• **ITEMS**
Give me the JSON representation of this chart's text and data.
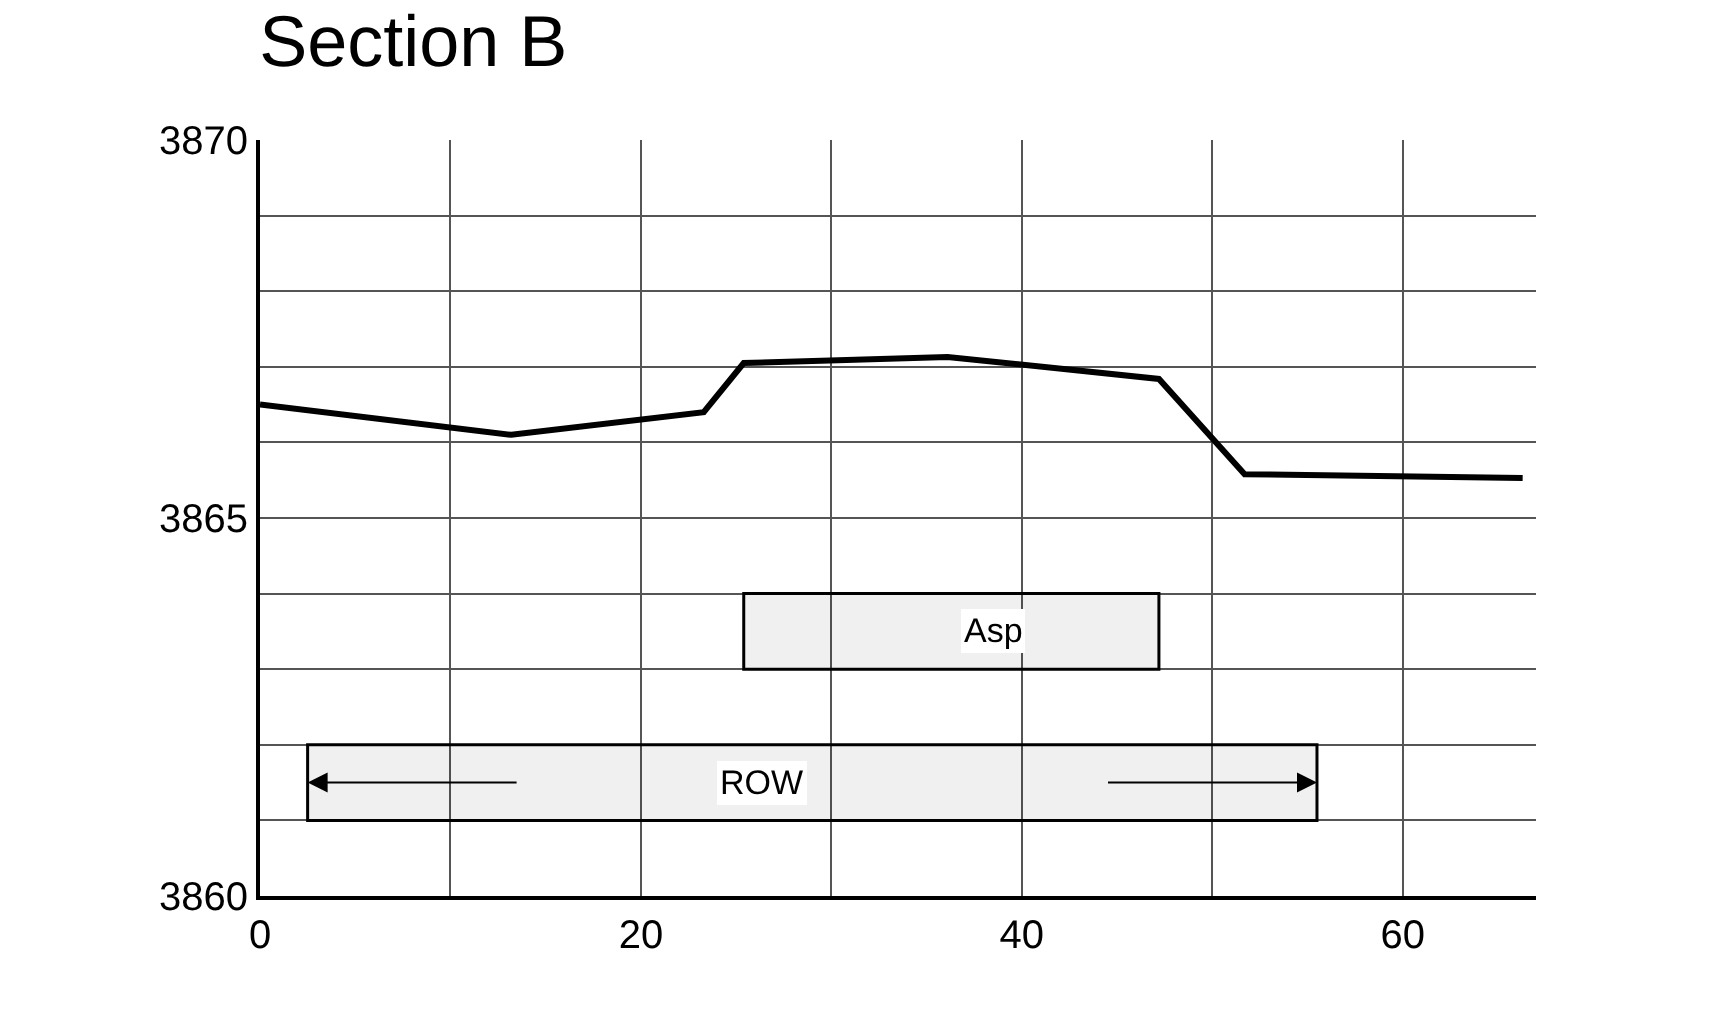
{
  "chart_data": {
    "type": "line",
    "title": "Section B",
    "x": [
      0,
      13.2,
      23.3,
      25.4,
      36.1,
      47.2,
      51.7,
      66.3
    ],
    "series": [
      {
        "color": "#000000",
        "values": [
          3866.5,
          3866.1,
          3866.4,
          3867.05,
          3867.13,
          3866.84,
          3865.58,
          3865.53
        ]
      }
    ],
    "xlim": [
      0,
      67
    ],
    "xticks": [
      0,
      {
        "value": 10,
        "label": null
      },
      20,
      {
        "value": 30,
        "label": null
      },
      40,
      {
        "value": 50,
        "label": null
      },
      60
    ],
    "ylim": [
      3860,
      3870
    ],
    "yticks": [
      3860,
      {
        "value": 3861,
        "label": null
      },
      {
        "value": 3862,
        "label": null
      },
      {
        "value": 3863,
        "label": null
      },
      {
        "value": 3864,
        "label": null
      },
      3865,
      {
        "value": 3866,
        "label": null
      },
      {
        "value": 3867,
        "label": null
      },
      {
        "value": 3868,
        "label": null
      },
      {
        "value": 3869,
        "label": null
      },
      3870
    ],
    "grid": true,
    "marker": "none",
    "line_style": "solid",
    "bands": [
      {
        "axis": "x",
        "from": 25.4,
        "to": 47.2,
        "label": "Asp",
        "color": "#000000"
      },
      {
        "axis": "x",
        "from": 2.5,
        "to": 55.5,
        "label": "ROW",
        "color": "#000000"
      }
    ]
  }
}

---

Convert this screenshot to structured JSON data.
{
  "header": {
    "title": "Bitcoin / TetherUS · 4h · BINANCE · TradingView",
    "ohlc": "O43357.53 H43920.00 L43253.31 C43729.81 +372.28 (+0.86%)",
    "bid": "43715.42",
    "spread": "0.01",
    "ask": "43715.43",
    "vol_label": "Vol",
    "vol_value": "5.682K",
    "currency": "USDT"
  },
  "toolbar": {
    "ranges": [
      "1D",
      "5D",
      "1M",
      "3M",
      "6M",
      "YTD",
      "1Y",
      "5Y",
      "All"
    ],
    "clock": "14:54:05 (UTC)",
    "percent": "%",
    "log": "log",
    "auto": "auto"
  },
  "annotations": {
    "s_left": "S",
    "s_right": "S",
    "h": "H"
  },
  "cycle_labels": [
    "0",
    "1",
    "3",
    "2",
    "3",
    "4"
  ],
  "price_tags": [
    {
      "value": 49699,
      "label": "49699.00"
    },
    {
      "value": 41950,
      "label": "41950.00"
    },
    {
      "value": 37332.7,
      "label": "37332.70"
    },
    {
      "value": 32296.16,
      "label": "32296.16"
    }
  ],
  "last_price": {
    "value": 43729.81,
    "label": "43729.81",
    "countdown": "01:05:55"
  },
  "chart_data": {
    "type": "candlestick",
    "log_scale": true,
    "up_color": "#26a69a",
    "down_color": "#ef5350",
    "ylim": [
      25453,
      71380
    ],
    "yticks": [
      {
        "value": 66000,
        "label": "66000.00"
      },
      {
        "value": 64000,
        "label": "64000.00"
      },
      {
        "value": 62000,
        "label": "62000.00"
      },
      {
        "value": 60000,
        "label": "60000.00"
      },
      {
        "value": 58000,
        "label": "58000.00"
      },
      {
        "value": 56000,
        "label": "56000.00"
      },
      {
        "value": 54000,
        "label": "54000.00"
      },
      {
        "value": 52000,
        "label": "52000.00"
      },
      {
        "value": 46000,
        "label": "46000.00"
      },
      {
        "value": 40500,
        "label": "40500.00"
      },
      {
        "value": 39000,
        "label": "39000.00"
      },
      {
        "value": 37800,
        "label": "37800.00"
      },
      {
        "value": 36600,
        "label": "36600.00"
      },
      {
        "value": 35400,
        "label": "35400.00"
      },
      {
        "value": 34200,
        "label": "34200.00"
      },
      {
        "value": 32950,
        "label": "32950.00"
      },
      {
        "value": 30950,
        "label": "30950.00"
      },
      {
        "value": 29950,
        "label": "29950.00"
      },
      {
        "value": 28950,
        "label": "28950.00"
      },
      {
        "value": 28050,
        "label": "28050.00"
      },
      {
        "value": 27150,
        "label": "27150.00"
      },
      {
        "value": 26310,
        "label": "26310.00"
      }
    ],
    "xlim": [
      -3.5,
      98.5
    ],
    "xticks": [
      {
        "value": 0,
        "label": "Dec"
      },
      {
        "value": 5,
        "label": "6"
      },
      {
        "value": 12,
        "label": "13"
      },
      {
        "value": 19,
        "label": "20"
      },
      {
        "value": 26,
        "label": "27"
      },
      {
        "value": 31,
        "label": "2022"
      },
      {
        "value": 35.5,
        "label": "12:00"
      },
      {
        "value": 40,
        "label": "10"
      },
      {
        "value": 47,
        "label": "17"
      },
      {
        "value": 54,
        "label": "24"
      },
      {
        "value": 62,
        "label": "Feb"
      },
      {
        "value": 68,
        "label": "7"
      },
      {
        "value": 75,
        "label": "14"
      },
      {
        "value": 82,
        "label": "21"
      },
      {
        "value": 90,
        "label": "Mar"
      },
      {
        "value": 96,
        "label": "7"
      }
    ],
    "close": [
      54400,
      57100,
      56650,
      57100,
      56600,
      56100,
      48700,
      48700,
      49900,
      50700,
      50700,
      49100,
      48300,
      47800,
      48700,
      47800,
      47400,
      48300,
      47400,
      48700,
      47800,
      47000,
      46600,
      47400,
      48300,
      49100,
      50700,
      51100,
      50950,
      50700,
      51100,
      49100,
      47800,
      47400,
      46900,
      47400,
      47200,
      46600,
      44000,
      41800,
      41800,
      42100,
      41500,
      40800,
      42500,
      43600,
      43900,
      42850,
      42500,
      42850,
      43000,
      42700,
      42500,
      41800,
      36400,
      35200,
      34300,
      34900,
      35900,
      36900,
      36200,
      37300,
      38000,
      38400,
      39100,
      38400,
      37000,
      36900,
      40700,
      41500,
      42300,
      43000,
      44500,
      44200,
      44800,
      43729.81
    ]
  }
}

• **TASK PROMPT**
Check each line of the data above for the word "title" and say how many lines contain it, giving nothing besides the number.

• **TASK OUTPUT**
2